CHALLENGE: Report the number of lines containing "this", with no other words.
--------------------------------
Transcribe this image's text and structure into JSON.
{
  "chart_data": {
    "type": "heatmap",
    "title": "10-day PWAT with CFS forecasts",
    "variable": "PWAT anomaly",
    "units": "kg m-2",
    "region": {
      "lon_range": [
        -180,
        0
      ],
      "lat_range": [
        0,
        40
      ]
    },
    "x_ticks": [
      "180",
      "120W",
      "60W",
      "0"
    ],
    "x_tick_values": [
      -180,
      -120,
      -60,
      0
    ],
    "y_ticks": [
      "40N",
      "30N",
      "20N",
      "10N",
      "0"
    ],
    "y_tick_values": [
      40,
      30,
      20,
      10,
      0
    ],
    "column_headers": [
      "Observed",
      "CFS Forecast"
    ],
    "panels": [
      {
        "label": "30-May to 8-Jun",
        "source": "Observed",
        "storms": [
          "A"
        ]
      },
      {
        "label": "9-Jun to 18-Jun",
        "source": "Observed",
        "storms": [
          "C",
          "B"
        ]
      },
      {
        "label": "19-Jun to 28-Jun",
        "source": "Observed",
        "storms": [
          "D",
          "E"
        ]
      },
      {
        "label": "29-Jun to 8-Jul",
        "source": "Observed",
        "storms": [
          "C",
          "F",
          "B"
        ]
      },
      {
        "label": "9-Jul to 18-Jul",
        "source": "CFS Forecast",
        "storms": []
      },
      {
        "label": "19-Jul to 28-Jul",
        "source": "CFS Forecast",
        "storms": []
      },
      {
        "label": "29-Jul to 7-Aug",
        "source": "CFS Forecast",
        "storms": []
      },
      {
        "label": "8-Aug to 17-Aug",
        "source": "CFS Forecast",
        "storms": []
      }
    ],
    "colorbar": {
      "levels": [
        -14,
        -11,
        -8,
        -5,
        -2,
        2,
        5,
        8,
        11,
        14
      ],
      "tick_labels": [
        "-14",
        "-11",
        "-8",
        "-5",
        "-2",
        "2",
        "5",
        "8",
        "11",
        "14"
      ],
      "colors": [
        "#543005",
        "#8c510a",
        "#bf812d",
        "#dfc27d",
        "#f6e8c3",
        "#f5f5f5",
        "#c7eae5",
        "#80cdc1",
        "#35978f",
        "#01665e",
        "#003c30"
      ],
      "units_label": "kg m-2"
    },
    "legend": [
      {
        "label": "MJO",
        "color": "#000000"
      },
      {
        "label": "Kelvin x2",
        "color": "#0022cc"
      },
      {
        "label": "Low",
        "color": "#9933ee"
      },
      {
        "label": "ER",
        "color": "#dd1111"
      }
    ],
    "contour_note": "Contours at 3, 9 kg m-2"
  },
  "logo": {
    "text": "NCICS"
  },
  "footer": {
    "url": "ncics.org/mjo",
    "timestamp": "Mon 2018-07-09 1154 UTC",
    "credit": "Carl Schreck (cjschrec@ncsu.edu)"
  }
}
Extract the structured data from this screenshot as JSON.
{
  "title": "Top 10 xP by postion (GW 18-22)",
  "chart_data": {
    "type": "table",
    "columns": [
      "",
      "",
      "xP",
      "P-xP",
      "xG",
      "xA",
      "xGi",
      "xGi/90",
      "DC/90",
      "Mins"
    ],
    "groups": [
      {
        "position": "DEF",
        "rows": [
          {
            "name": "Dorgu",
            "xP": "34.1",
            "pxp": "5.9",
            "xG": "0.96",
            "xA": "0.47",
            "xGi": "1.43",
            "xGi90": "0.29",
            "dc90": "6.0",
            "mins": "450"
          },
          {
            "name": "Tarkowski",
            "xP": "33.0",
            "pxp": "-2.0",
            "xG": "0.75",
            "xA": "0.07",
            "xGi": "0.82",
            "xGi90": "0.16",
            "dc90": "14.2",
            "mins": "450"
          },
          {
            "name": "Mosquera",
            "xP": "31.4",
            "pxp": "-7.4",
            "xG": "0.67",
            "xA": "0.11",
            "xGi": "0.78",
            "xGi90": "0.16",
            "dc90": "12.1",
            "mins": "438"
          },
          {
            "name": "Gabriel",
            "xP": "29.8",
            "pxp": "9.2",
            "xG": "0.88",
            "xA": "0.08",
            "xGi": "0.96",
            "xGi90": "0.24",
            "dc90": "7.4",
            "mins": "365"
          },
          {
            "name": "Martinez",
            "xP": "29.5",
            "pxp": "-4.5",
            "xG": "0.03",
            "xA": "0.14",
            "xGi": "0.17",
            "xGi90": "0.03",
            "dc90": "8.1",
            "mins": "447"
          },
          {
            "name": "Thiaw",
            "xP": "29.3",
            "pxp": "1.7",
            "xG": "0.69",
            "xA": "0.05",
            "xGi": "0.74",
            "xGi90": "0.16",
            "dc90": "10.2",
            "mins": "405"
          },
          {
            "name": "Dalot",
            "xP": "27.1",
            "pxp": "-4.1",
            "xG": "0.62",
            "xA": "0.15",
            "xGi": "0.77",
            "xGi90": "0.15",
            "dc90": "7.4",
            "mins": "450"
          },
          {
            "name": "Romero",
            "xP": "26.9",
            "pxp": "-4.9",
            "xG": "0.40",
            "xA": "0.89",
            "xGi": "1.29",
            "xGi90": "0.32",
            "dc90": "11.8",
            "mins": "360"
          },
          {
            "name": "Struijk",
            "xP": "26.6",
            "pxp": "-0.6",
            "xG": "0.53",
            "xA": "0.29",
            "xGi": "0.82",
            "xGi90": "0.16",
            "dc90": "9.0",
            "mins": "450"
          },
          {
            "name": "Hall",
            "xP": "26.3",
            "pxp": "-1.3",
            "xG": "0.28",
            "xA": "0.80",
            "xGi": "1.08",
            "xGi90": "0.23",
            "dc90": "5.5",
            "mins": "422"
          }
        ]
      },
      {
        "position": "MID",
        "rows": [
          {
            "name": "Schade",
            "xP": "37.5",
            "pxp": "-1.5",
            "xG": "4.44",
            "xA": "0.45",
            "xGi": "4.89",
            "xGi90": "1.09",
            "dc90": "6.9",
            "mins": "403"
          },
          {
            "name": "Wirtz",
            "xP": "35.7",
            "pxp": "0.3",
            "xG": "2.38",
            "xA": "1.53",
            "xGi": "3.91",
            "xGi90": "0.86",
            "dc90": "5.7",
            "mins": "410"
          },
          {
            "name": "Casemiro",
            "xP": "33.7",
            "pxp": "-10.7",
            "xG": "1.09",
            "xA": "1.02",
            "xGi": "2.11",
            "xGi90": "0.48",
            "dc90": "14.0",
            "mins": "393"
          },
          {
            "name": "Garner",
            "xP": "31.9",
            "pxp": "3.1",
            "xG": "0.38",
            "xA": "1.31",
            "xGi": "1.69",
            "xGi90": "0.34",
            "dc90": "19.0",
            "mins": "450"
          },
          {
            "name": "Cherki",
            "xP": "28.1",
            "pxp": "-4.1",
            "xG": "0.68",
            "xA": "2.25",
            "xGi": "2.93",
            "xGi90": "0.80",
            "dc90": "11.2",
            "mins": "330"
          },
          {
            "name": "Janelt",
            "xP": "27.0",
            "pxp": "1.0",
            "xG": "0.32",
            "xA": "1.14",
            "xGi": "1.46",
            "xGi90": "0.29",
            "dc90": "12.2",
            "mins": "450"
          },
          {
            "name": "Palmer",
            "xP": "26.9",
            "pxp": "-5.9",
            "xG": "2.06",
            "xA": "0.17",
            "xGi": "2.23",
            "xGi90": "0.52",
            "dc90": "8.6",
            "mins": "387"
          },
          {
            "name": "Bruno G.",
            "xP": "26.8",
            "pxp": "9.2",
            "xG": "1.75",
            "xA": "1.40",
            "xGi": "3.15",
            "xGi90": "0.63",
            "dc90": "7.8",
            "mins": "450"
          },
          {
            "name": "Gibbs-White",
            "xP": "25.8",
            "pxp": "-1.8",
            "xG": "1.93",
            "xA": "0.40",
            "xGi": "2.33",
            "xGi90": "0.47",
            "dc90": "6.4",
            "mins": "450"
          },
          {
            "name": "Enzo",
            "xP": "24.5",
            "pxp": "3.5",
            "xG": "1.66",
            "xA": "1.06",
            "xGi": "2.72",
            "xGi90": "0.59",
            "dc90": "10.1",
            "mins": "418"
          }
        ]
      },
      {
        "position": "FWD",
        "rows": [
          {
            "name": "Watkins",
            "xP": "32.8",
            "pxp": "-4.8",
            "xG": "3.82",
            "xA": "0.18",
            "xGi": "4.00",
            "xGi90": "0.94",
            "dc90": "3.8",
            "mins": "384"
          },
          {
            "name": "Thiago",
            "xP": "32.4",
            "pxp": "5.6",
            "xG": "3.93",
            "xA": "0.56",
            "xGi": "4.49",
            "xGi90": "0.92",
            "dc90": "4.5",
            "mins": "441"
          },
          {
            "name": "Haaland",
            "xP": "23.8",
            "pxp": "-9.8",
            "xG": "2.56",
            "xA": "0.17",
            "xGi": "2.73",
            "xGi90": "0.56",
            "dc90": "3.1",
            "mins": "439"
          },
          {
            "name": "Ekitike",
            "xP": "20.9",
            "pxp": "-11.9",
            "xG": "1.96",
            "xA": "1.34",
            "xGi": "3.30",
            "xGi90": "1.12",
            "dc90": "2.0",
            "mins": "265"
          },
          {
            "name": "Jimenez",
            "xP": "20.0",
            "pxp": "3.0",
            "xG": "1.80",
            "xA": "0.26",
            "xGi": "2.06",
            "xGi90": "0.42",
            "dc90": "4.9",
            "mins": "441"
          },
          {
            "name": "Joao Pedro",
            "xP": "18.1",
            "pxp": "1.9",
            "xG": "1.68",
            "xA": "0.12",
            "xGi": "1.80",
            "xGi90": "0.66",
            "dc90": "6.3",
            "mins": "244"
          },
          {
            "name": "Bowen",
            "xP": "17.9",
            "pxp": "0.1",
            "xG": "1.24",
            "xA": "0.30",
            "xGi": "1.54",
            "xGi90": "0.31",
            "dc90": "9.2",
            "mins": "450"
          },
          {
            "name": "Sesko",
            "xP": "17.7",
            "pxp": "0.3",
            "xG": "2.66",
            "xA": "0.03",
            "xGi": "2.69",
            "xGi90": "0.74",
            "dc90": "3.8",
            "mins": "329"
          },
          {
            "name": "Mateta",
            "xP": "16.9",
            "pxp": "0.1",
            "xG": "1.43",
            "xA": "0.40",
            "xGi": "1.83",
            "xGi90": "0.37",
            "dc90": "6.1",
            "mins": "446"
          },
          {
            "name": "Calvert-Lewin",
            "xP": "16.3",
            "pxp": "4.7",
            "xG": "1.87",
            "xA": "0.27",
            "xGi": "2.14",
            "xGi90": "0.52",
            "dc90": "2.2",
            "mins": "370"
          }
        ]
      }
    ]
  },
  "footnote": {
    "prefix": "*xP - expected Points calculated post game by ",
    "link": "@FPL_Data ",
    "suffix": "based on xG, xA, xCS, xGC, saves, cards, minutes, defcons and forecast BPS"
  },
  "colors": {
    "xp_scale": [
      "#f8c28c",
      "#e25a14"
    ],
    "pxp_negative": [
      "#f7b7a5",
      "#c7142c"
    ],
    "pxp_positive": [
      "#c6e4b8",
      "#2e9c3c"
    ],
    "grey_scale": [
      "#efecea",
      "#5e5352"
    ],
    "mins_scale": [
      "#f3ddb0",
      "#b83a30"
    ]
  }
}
--------------------------------
TASK RESPONSE: 2